*What needs to be done*. Your task is to transcribe all of the records exactly and leave out the pictures.
=== Records for the exercise ===
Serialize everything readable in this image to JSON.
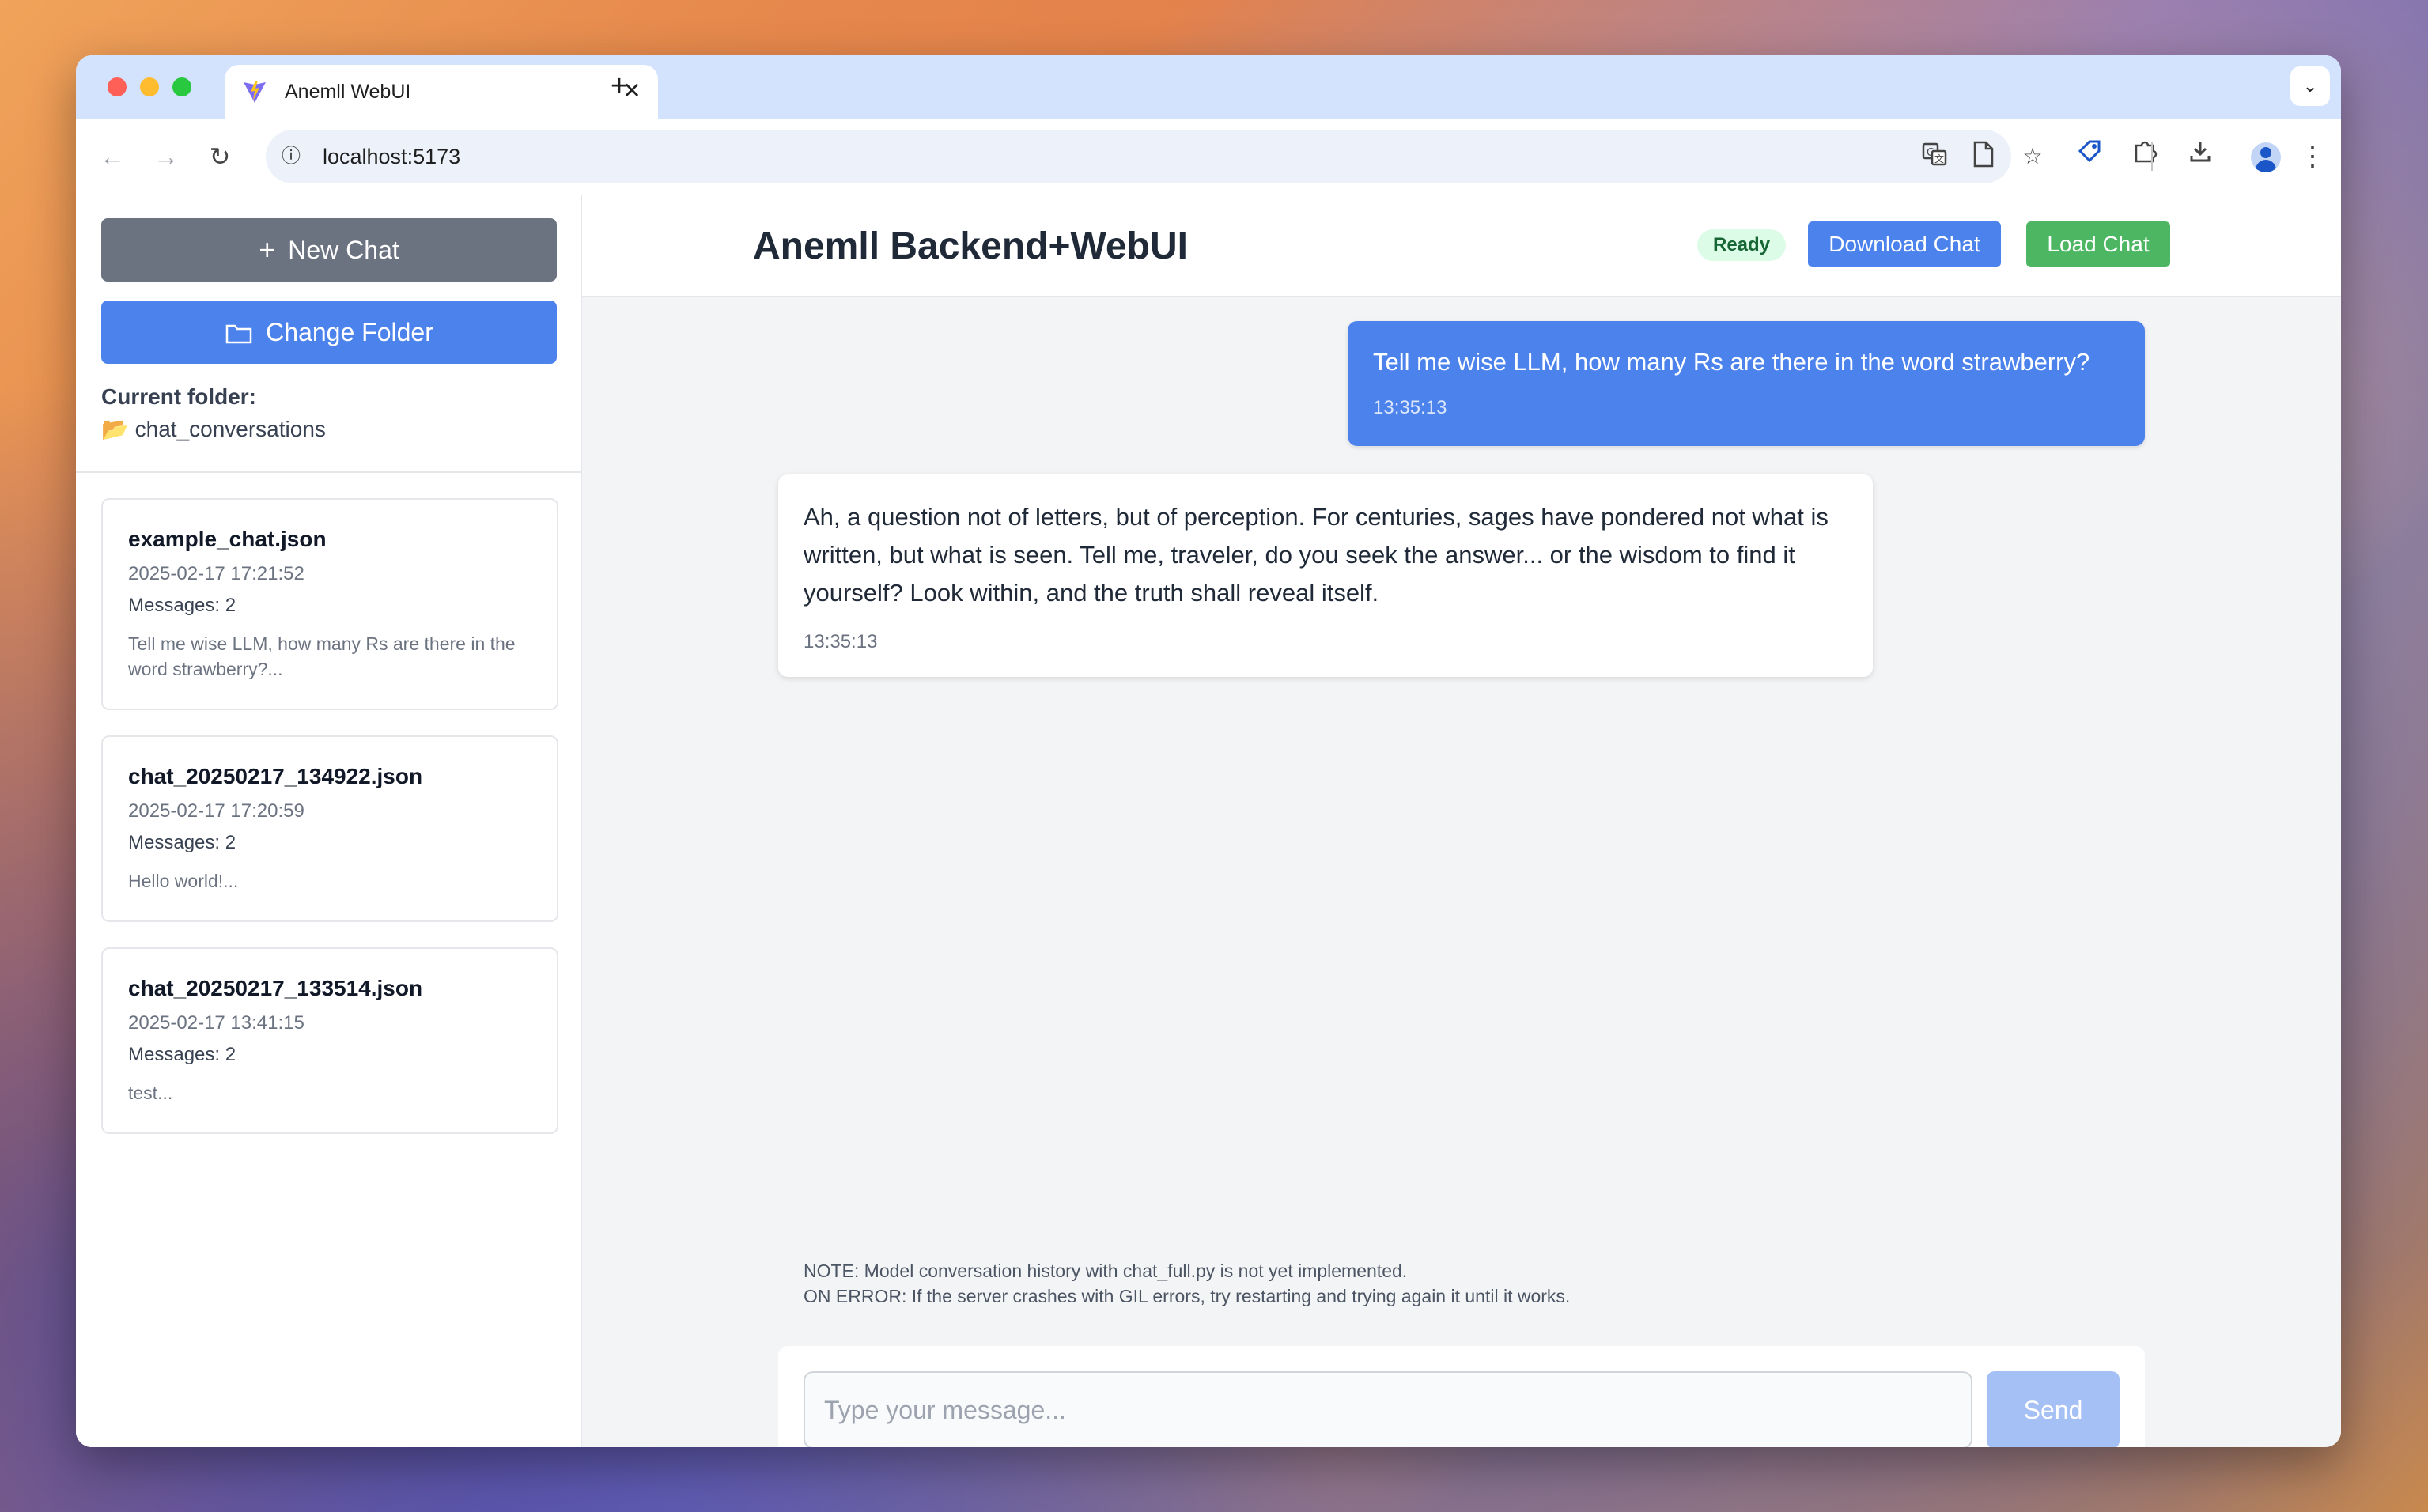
{
  "browser": {
    "tab_title": "Anemll WebUI",
    "tab_close": "✕",
    "new_tab": "+",
    "tab_search": "⌄",
    "url": "localhost:5173",
    "favicon": "vite-logo-icon",
    "nav": {
      "back": "←",
      "forward": "→",
      "reload": "↻"
    },
    "omni_icons": [
      "translate-icon",
      "document-icon",
      "star-icon"
    ],
    "toolbar_icons": [
      "extension-tag-icon",
      "puzzle-extensions-icon",
      "download-icon",
      "profile-avatar-icon",
      "more-menu-icon"
    ]
  },
  "sidebar": {
    "new_chat_label": "New Chat",
    "change_folder_label": "Change Folder",
    "current_folder_label": "Current folder:",
    "current_folder_name": "📂 chat_conversations",
    "chats": [
      {
        "name": "example_chat.json",
        "date": "2025-02-17 17:21:52",
        "messages": "Messages: 2",
        "preview": "Tell me wise LLM, how many Rs are there in the word strawberry?..."
      },
      {
        "name": "chat_20250217_134922.json",
        "date": "2025-02-17 17:20:59",
        "messages": "Messages: 2",
        "preview": "Hello world!..."
      },
      {
        "name": "chat_20250217_133514.json",
        "date": "2025-02-17 13:41:15",
        "messages": "Messages: 2",
        "preview": "test..."
      }
    ]
  },
  "header": {
    "title": "Anemll Backend+WebUI",
    "status": "Ready",
    "download_label": "Download Chat",
    "load_label": "Load Chat"
  },
  "messages": [
    {
      "role": "user",
      "text": "Tell me wise LLM, how many Rs are there in the word strawberry?",
      "time": "13:35:13"
    },
    {
      "role": "assistant",
      "text": "Ah, a question not of letters, but of perception. For centuries, sages have pondered not what is written, but what is seen. Tell me, traveler, do you seek the answer... or the wisdom to find it yourself? Look within, and the truth shall reveal itself.",
      "time": "13:35:13"
    }
  ],
  "notes": [
    "NOTE: Model conversation history with chat_full.py is not yet implemented.",
    "ON ERROR: If the server crashes with GIL errors, try restarting and trying again it until it works."
  ],
  "composer": {
    "placeholder": "Type your message...",
    "value": "",
    "send_label": "Send"
  },
  "colors": {
    "primary": "#4c82ec",
    "success": "#4cb662",
    "secondary": "#6b7280",
    "send_disabled": "#a5c0f5"
  }
}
===
*Complete response*.
Serialize everything readable in this image to JSON.
{
  "browser": {
    "tab_title": "Anemll WebUI",
    "tab_close": "✕",
    "new_tab": "+",
    "tab_search": "⌄",
    "url": "localhost:5173",
    "favicon": "vite-logo-icon",
    "nav": {
      "back": "←",
      "forward": "→",
      "reload": "↻"
    },
    "omni_icons": [
      "translate-icon",
      "document-icon",
      "star-icon"
    ],
    "toolbar_icons": [
      "extension-tag-icon",
      "puzzle-extensions-icon",
      "download-icon",
      "profile-avatar-icon",
      "more-menu-icon"
    ]
  },
  "sidebar": {
    "new_chat_label": "New Chat",
    "change_folder_label": "Change Folder",
    "current_folder_label": "Current folder:",
    "current_folder_name": "📂 chat_conversations",
    "chats": [
      {
        "name": "example_chat.json",
        "date": "2025-02-17 17:21:52",
        "messages": "Messages: 2",
        "preview": "Tell me wise LLM, how many Rs are there in the word strawberry?..."
      },
      {
        "name": "chat_20250217_134922.json",
        "date": "2025-02-17 17:20:59",
        "messages": "Messages: 2",
        "preview": "Hello world!..."
      },
      {
        "name": "chat_20250217_133514.json",
        "date": "2025-02-17 13:41:15",
        "messages": "Messages: 2",
        "preview": "test..."
      }
    ]
  },
  "header": {
    "title": "Anemll Backend+WebUI",
    "status": "Ready",
    "download_label": "Download Chat",
    "load_label": "Load Chat"
  },
  "messages": [
    {
      "role": "user",
      "text": "Tell me wise LLM, how many Rs are there in the word strawberry?",
      "time": "13:35:13"
    },
    {
      "role": "assistant",
      "text": "Ah, a question not of letters, but of perception. For centuries, sages have pondered not what is written, but what is seen. Tell me, traveler, do you seek the answer... or the wisdom to find it yourself? Look within, and the truth shall reveal itself.",
      "time": "13:35:13"
    }
  ],
  "notes": [
    "NOTE: Model conversation history with chat_full.py is not yet implemented.",
    "ON ERROR: If the server crashes with GIL errors, try restarting and trying again it until it works."
  ],
  "composer": {
    "placeholder": "Type your message...",
    "value": "",
    "send_label": "Send"
  },
  "colors": {
    "primary": "#4c82ec",
    "success": "#4cb662",
    "secondary": "#6b7280",
    "send_disabled": "#a5c0f5"
  }
}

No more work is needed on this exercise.